Exercise aim:
Rewrite the records below, changing every "legend-swatch" to "legend-key" and keeping everything else the same.

Rows:
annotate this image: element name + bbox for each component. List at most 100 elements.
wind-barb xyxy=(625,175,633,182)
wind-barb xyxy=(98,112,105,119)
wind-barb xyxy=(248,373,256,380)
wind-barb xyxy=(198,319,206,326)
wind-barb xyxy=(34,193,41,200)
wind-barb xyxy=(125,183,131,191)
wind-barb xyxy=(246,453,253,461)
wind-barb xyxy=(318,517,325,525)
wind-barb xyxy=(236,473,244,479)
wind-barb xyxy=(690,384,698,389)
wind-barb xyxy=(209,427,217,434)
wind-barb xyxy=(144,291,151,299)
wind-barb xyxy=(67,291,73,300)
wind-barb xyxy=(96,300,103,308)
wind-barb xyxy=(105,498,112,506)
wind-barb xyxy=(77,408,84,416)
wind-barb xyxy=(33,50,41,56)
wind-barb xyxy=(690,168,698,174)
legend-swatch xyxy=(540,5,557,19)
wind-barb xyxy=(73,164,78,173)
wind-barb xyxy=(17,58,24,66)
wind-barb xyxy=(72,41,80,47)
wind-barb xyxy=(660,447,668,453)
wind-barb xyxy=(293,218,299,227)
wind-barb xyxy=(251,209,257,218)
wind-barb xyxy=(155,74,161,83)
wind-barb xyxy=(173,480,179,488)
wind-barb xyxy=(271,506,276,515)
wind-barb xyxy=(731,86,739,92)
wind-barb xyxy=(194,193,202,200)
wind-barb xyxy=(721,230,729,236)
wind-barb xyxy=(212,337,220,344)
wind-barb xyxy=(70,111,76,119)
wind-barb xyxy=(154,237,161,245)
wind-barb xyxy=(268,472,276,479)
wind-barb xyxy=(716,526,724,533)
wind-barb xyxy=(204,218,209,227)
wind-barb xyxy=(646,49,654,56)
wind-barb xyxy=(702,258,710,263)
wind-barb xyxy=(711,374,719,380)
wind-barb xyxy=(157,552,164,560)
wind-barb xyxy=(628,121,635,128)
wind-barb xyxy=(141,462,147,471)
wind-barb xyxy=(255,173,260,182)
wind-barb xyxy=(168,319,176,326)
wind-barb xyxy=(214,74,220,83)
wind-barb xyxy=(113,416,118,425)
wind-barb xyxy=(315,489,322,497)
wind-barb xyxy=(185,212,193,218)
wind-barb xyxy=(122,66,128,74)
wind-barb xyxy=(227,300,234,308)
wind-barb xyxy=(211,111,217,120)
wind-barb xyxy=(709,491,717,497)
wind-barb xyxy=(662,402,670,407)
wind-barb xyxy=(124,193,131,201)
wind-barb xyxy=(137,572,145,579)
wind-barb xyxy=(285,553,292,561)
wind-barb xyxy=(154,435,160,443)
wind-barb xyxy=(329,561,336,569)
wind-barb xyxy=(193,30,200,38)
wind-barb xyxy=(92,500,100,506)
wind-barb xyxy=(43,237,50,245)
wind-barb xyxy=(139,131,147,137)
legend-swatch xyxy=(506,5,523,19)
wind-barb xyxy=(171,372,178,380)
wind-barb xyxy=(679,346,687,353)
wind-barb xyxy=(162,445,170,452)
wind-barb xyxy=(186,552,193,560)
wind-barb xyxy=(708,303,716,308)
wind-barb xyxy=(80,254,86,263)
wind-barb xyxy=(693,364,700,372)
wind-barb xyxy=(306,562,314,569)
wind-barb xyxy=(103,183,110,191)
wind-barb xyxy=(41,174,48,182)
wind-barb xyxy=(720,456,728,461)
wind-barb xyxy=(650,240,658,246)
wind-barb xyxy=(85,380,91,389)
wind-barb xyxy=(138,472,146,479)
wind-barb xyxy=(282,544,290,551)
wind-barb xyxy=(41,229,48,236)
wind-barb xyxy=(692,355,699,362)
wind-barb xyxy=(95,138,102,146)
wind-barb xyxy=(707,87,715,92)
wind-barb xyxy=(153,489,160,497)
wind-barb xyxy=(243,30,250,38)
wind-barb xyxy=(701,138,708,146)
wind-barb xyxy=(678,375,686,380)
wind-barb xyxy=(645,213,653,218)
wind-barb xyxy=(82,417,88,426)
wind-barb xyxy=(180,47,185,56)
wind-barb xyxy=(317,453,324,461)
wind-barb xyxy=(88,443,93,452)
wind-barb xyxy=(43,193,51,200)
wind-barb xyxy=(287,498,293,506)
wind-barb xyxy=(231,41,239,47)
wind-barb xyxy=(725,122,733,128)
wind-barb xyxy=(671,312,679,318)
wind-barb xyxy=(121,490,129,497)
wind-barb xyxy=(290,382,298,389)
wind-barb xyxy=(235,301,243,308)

Solution for this task:
annotate this image: element name + bbox for each component. List at most 100 elements.
wind-barb xyxy=(625,175,633,182)
wind-barb xyxy=(98,112,105,119)
wind-barb xyxy=(248,373,256,380)
wind-barb xyxy=(198,319,206,326)
wind-barb xyxy=(34,193,41,200)
wind-barb xyxy=(125,183,131,191)
wind-barb xyxy=(246,453,253,461)
wind-barb xyxy=(318,517,325,525)
wind-barb xyxy=(236,473,244,479)
wind-barb xyxy=(690,384,698,389)
wind-barb xyxy=(209,427,217,434)
wind-barb xyxy=(144,291,151,299)
wind-barb xyxy=(67,291,73,300)
wind-barb xyxy=(96,300,103,308)
wind-barb xyxy=(105,498,112,506)
wind-barb xyxy=(77,408,84,416)
wind-barb xyxy=(33,50,41,56)
wind-barb xyxy=(690,168,698,174)
legend-key xyxy=(540,5,557,19)
wind-barb xyxy=(73,164,78,173)
wind-barb xyxy=(17,58,24,66)
wind-barb xyxy=(72,41,80,47)
wind-barb xyxy=(660,447,668,453)
wind-barb xyxy=(293,218,299,227)
wind-barb xyxy=(251,209,257,218)
wind-barb xyxy=(155,74,161,83)
wind-barb xyxy=(173,480,179,488)
wind-barb xyxy=(271,506,276,515)
wind-barb xyxy=(731,86,739,92)
wind-barb xyxy=(194,193,202,200)
wind-barb xyxy=(721,230,729,236)
wind-barb xyxy=(212,337,220,344)
wind-barb xyxy=(70,111,76,119)
wind-barb xyxy=(154,237,161,245)
wind-barb xyxy=(268,472,276,479)
wind-barb xyxy=(716,526,724,533)
wind-barb xyxy=(204,218,209,227)
wind-barb xyxy=(646,49,654,56)
wind-barb xyxy=(702,258,710,263)
wind-barb xyxy=(711,374,719,380)
wind-barb xyxy=(157,552,164,560)
wind-barb xyxy=(628,121,635,128)
wind-barb xyxy=(141,462,147,471)
wind-barb xyxy=(255,173,260,182)
wind-barb xyxy=(168,319,176,326)
wind-barb xyxy=(214,74,220,83)
wind-barb xyxy=(113,416,118,425)
wind-barb xyxy=(315,489,322,497)
wind-barb xyxy=(185,212,193,218)
wind-barb xyxy=(122,66,128,74)
wind-barb xyxy=(227,300,234,308)
wind-barb xyxy=(211,111,217,120)
wind-barb xyxy=(709,491,717,497)
wind-barb xyxy=(662,402,670,407)
wind-barb xyxy=(124,193,131,201)
wind-barb xyxy=(137,572,145,579)
wind-barb xyxy=(285,553,292,561)
wind-barb xyxy=(154,435,160,443)
wind-barb xyxy=(329,561,336,569)
wind-barb xyxy=(193,30,200,38)
wind-barb xyxy=(92,500,100,506)
wind-barb xyxy=(43,237,50,245)
wind-barb xyxy=(139,131,147,137)
legend-key xyxy=(506,5,523,19)
wind-barb xyxy=(171,372,178,380)
wind-barb xyxy=(679,346,687,353)
wind-barb xyxy=(162,445,170,452)
wind-barb xyxy=(186,552,193,560)
wind-barb xyxy=(708,303,716,308)
wind-barb xyxy=(80,254,86,263)
wind-barb xyxy=(693,364,700,372)
wind-barb xyxy=(306,562,314,569)
wind-barb xyxy=(103,183,110,191)
wind-barb xyxy=(41,174,48,182)
wind-barb xyxy=(720,456,728,461)
wind-barb xyxy=(650,240,658,246)
wind-barb xyxy=(85,380,91,389)
wind-barb xyxy=(138,472,146,479)
wind-barb xyxy=(282,544,290,551)
wind-barb xyxy=(41,229,48,236)
wind-barb xyxy=(692,355,699,362)
wind-barb xyxy=(95,138,102,146)
wind-barb xyxy=(707,87,715,92)
wind-barb xyxy=(153,489,160,497)
wind-barb xyxy=(243,30,250,38)
wind-barb xyxy=(701,138,708,146)
wind-barb xyxy=(678,375,686,380)
wind-barb xyxy=(645,213,653,218)
wind-barb xyxy=(82,417,88,426)
wind-barb xyxy=(180,47,185,56)
wind-barb xyxy=(317,453,324,461)
wind-barb xyxy=(88,443,93,452)
wind-barb xyxy=(43,193,51,200)
wind-barb xyxy=(287,498,293,506)
wind-barb xyxy=(231,41,239,47)
wind-barb xyxy=(725,122,733,128)
wind-barb xyxy=(671,312,679,318)
wind-barb xyxy=(121,490,129,497)
wind-barb xyxy=(290,382,298,389)
wind-barb xyxy=(235,301,243,308)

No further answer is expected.